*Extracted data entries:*

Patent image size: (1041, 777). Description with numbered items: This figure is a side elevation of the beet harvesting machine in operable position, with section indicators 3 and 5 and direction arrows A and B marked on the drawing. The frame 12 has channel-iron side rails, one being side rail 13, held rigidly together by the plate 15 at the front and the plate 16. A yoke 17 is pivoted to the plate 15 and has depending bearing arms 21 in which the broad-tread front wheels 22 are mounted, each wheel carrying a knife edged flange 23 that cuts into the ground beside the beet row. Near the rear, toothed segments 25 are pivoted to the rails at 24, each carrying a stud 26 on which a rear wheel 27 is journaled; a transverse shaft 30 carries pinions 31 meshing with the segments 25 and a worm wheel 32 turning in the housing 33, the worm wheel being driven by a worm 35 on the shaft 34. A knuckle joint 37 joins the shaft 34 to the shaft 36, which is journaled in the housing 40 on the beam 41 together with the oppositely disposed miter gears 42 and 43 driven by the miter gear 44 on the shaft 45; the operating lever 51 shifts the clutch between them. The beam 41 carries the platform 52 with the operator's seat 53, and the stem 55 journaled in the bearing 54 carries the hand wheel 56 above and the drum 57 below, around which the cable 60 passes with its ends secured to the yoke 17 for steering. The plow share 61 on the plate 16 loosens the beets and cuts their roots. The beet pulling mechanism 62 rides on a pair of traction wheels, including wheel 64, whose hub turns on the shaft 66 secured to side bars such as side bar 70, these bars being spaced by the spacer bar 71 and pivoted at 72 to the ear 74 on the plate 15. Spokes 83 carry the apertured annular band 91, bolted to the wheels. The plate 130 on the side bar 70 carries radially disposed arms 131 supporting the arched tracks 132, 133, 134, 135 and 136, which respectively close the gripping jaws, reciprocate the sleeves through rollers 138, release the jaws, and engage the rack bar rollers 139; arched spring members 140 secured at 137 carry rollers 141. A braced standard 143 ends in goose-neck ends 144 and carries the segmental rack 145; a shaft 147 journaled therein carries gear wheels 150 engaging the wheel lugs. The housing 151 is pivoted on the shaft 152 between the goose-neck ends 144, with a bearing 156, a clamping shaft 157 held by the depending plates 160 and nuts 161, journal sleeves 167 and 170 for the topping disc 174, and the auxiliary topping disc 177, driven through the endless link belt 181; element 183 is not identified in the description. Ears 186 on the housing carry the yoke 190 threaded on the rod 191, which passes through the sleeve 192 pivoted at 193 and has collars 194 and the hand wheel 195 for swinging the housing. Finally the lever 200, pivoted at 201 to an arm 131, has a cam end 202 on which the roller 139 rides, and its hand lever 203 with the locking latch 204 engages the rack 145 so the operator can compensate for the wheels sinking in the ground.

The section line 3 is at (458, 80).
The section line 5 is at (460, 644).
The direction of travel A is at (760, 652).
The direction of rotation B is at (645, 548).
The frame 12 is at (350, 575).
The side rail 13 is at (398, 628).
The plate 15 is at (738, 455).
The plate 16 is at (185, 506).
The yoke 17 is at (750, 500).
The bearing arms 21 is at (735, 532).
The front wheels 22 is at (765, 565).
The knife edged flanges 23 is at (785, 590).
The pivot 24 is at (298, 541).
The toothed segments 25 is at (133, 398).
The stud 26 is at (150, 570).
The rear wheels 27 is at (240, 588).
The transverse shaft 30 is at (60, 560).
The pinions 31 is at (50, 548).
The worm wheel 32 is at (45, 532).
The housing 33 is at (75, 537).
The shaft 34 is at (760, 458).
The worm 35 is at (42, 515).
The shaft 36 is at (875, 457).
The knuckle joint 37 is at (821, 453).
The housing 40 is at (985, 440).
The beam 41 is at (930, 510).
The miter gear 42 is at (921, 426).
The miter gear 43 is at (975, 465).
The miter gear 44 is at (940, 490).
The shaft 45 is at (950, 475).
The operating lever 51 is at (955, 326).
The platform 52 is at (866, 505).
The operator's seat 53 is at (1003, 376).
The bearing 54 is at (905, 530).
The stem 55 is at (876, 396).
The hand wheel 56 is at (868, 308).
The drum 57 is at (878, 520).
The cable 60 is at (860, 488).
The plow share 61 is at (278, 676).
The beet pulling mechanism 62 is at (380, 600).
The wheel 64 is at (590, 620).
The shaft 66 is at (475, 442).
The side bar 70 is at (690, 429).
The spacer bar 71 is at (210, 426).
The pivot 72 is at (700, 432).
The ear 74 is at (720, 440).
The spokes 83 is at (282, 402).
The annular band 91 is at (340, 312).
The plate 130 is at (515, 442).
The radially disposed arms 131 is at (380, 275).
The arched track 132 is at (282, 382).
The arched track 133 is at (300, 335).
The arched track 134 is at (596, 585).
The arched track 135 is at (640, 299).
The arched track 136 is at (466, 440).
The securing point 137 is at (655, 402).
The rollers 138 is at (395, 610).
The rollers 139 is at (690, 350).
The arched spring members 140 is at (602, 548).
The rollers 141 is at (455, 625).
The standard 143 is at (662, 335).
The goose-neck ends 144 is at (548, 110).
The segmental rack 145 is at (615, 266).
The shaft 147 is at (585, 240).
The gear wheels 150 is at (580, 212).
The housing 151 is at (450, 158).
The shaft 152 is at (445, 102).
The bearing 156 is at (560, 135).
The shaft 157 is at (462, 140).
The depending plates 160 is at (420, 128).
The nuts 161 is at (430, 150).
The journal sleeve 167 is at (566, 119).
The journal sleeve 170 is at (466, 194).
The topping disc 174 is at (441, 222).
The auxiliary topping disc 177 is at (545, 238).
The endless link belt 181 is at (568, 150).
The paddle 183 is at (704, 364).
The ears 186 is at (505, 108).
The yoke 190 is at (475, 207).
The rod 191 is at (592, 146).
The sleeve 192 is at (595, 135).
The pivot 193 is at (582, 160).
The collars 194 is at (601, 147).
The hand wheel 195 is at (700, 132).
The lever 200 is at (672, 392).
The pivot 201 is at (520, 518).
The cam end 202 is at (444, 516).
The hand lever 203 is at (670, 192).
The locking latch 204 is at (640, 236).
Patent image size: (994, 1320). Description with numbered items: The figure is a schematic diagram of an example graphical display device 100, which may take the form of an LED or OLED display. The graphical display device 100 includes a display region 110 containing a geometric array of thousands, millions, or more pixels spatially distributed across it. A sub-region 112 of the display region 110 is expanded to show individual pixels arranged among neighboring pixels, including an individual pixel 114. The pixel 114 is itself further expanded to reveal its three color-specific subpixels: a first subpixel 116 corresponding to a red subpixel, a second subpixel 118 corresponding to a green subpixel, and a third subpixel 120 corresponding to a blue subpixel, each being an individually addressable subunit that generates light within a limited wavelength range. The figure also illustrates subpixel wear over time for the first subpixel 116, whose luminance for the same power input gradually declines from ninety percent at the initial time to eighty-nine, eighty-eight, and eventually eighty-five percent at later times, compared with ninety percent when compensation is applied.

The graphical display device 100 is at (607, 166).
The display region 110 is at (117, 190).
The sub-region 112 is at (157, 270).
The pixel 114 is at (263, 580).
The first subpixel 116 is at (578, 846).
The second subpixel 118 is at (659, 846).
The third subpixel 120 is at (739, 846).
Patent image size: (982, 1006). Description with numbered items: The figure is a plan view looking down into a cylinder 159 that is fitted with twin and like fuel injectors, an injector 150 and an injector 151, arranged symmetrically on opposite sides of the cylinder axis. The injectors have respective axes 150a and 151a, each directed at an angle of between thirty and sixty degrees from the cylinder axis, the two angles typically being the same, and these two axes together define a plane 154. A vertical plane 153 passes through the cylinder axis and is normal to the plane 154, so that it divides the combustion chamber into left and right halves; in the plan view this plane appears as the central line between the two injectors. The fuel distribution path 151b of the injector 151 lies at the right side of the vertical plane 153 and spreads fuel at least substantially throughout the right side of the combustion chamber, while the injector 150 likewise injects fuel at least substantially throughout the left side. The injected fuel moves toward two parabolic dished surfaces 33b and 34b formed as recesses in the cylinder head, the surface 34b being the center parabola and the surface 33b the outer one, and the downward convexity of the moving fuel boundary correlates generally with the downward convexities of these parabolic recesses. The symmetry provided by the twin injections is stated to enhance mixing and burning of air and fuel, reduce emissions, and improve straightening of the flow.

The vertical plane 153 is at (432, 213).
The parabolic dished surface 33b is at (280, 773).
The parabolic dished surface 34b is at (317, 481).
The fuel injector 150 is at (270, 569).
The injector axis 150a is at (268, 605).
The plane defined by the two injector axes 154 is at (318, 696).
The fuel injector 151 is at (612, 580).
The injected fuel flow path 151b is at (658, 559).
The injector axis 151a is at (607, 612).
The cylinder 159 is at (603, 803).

*REQUIRED TASK:* Will you reproduce, word for word, the part that opens with the line containing "Patent image size: (994, 1320)." and closes with the line containing "The third subpixel 120 is at (739, 846).", including both of those lines?

*TASK OUTPUT:*
Patent image size: (994, 1320). Description with numbered items: The figure is a schematic diagram of an example graphical display device 100, which may take the form of an LED or OLED display. The graphical display device 100 includes a display region 110 containing a geometric array of thousands, millions, or more pixels spatially distributed across it. A sub-region 112 of the display region 110 is expanded to show individual pixels arranged among neighboring pixels, including an individual pixel 114. The pixel 114 is itself further expanded to reveal its three color-specific subpixels: a first subpixel 116 corresponding to a red subpixel, a second subpixel 118 corresponding to a green subpixel, and a third subpixel 120 corresponding to a blue subpixel, each being an individually addressable subunit that generates light within a limited wavelength range. The figure also illustrates subpixel wear over time for the first subpixel 116, whose luminance for the same power input gradually declines from ninety percent at the initial time to eighty-nine, eighty-eight, and eventually eighty-five percent at later times, compared with ninety percent when compensation is applied.

The graphical display device 100 is at (607, 166).
The display region 110 is at (117, 190).
The sub-region 112 is at (157, 270).
The pixel 114 is at (263, 580).
The first subpixel 116 is at (578, 846).
The second subpixel 118 is at (659, 846).
The third subpixel 120 is at (739, 846).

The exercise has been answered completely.